[Element location listings]
^^^^

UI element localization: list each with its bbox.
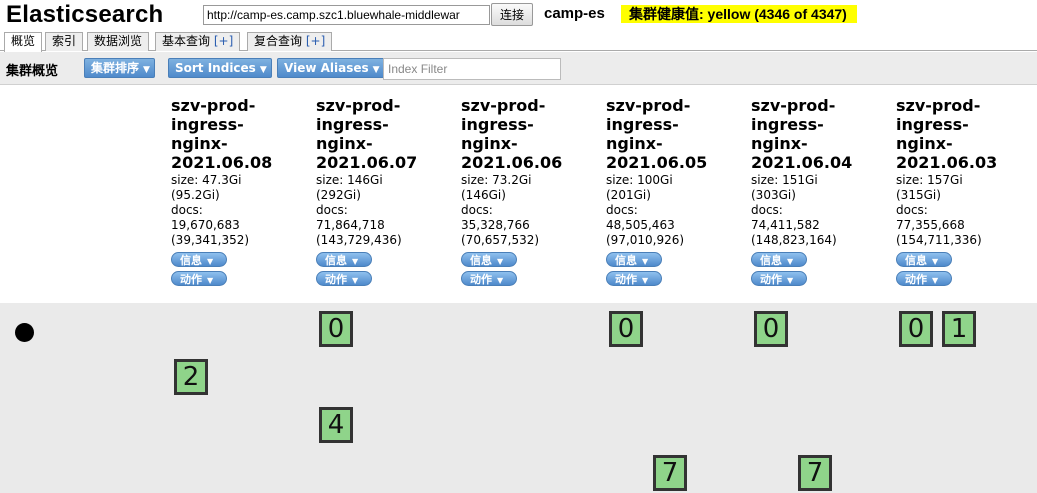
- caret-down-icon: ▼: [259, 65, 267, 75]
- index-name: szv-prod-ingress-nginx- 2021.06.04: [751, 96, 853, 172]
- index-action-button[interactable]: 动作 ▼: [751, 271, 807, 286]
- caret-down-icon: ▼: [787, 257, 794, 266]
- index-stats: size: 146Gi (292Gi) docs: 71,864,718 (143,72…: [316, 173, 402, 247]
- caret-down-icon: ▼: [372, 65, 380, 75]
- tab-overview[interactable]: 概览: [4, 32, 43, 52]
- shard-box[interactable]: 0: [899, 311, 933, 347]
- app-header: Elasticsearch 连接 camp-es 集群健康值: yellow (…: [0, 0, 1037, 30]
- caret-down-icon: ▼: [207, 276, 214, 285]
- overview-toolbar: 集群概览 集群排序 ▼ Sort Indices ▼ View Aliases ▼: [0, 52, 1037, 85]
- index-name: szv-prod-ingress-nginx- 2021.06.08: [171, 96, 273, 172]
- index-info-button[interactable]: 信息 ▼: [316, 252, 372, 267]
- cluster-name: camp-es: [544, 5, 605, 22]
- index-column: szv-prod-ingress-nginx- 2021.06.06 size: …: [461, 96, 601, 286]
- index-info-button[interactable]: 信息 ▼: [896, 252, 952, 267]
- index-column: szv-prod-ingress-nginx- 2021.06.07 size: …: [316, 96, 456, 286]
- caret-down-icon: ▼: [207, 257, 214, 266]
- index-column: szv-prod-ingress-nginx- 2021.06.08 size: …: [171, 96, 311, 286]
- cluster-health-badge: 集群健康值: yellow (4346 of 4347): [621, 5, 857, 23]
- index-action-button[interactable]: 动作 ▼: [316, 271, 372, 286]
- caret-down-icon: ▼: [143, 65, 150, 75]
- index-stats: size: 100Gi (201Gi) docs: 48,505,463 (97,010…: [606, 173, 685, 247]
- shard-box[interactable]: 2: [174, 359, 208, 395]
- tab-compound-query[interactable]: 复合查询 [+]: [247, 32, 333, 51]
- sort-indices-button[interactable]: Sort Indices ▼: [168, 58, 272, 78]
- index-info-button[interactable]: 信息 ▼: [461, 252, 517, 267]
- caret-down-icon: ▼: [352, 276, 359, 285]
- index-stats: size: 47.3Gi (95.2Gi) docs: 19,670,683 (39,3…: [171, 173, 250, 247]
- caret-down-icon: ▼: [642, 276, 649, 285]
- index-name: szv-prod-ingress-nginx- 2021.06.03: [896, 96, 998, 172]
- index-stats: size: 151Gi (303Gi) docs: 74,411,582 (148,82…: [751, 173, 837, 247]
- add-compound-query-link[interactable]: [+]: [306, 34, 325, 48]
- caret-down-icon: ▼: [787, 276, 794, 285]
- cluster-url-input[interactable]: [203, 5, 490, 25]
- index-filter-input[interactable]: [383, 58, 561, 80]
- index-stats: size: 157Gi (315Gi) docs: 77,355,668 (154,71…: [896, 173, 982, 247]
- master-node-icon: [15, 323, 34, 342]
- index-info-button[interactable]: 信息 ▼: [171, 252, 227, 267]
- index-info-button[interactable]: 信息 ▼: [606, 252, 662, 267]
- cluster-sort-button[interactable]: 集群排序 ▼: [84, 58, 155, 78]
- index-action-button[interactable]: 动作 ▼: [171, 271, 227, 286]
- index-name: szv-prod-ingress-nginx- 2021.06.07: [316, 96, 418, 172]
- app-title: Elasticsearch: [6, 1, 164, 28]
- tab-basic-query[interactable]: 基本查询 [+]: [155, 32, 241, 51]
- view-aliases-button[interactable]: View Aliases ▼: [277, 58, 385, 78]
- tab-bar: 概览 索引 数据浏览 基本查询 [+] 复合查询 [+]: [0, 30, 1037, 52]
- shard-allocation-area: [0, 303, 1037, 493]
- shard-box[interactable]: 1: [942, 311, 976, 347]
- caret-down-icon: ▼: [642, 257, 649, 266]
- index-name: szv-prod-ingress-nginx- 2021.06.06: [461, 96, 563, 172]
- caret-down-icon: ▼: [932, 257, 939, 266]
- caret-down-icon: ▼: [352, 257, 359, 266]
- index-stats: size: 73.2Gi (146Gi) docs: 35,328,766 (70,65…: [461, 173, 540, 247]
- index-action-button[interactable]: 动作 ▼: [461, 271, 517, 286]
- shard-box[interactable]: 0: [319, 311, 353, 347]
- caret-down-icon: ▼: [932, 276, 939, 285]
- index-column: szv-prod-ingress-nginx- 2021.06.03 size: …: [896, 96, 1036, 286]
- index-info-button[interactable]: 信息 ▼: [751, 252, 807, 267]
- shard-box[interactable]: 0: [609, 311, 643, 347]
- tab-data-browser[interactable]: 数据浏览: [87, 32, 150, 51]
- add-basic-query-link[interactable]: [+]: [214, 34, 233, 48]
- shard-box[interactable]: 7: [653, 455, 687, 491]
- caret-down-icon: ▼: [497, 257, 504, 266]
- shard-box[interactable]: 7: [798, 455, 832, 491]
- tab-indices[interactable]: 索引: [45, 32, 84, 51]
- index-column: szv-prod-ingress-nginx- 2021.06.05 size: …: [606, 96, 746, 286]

^^^^

Requirements »
Swap every "caret-down-icon" in the data above for "dropdown-arrow" and write out the lines again, leaving everything else unchanged. Omit the pictures.

Expected output »
UI element localization: list each with its bbox.
- dropdown-arrow: ▼: [259, 65, 267, 75]
- index-name: szv-prod-ingress-nginx- 2021.06.04: [751, 96, 853, 172]
- index-action-button[interactable]: 动作 ▼: [751, 271, 807, 286]
- dropdown-arrow: ▼: [787, 257, 794, 266]
- index-stats: size: 146Gi (292Gi) docs: 71,864,718 (143,72…: [316, 173, 402, 247]
- dropdown-arrow: ▼: [372, 65, 380, 75]
- tab-overview[interactable]: 概览: [4, 32, 43, 52]
- shard-box[interactable]: 0: [899, 311, 933, 347]
- app-header: Elasticsearch 连接 camp-es 集群健康值: yellow (…: [0, 0, 1037, 30]
- dropdown-arrow: ▼: [207, 276, 214, 285]
- overview-toolbar: 集群概览 集群排序 ▼ Sort Indices ▼ View Aliases ▼: [0, 52, 1037, 85]
- index-name: szv-prod-ingress-nginx- 2021.06.08: [171, 96, 273, 172]
- index-info-button[interactable]: 信息 ▼: [316, 252, 372, 267]
- cluster-name: camp-es: [544, 5, 605, 22]
- index-column: szv-prod-ingress-nginx- 2021.06.06 size: …: [461, 96, 601, 286]
- index-info-button[interactable]: 信息 ▼: [896, 252, 952, 267]
- index-column: szv-prod-ingress-nginx- 2021.06.07 size: …: [316, 96, 456, 286]
- dropdown-arrow: ▼: [207, 257, 214, 266]
- index-column: szv-prod-ingress-nginx- 2021.06.08 size: …: [171, 96, 311, 286]
- cluster-health-badge: 集群健康值: yellow (4346 of 4347): [621, 5, 857, 23]
- index-action-button[interactable]: 动作 ▼: [316, 271, 372, 286]
- dropdown-arrow: ▼: [143, 65, 150, 75]
- index-stats: size: 100Gi (201Gi) docs: 48,505,463 (97,010…: [606, 173, 685, 247]
- shard-box[interactable]: 2: [174, 359, 208, 395]
- tab-compound-query[interactable]: 复合查询 [+]: [247, 32, 333, 51]
- sort-indices-button[interactable]: Sort Indices ▼: [168, 58, 272, 78]
- index-info-button[interactable]: 信息 ▼: [461, 252, 517, 267]
- dropdown-arrow: ▼: [352, 276, 359, 285]
- index-stats: size: 47.3Gi (95.2Gi) docs: 19,670,683 (39,3…: [171, 173, 250, 247]
- dropdown-arrow: ▼: [642, 276, 649, 285]
- index-name: szv-prod-ingress-nginx- 2021.06.03: [896, 96, 998, 172]
- index-stats: size: 151Gi (303Gi) docs: 74,411,582 (148,82…: [751, 173, 837, 247]
- add-compound-query-link[interactable]: [+]: [306, 34, 325, 48]
- dropdown-arrow: ▼: [787, 276, 794, 285]
- cluster-url-input[interactable]: [203, 5, 490, 25]
- index-filter-input[interactable]: [383, 58, 561, 80]
- index-stats: size: 157Gi (315Gi) docs: 77,355,668 (154,71…: [896, 173, 982, 247]
- master-node-icon: [15, 323, 34, 342]
- index-info-button[interactable]: 信息 ▼: [171, 252, 227, 267]
- index-info-button[interactable]: 信息 ▼: [606, 252, 662, 267]
- cluster-sort-button[interactable]: 集群排序 ▼: [84, 58, 155, 78]
- index-action-button[interactable]: 动作 ▼: [171, 271, 227, 286]
- index-name: szv-prod-ingress-nginx- 2021.06.07: [316, 96, 418, 172]
- app-title: Elasticsearch: [6, 1, 164, 28]
- tab-basic-query[interactable]: 基本查询 [+]: [155, 32, 241, 51]
- view-aliases-button[interactable]: View Aliases ▼: [277, 58, 385, 78]
- tab-bar: 概览 索引 数据浏览 基本查询 [+] 复合查询 [+]: [0, 30, 1037, 52]
- shard-allocation-area: [0, 303, 1037, 493]
- shard-box[interactable]: 1: [942, 311, 976, 347]
- dropdown-arrow: ▼: [642, 257, 649, 266]
- index-name: szv-prod-ingress-nginx- 2021.06.06: [461, 96, 563, 172]
- dropdown-arrow: ▼: [932, 257, 939, 266]
- dropdown-arrow: ▼: [352, 257, 359, 266]
- index-stats: size: 73.2Gi (146Gi) docs: 35,328,766 (70,65…: [461, 173, 540, 247]
- index-action-button[interactable]: 动作 ▼: [461, 271, 517, 286]
- shard-box[interactable]: 0: [319, 311, 353, 347]
- dropdown-arrow: ▼: [932, 276, 939, 285]
- index-column: szv-prod-ingress-nginx- 2021.06.03 size: …: [896, 96, 1036, 286]
- index-info-button[interactable]: 信息 ▼: [751, 252, 807, 267]
- shard-box[interactable]: 0: [609, 311, 643, 347]
- tab-data-browser[interactable]: 数据浏览: [87, 32, 150, 51]
- add-basic-query-link[interactable]: [+]: [214, 34, 233, 48]
- shard-box[interactable]: 7: [653, 455, 687, 491]
- dropdown-arrow: ▼: [497, 257, 504, 266]
- shard-box[interactable]: 7: [798, 455, 832, 491]
- tab-indices[interactable]: 索引: [45, 32, 84, 51]
- index-column: szv-prod-ingress-nginx- 2021.06.05 size: …: [606, 96, 746, 286]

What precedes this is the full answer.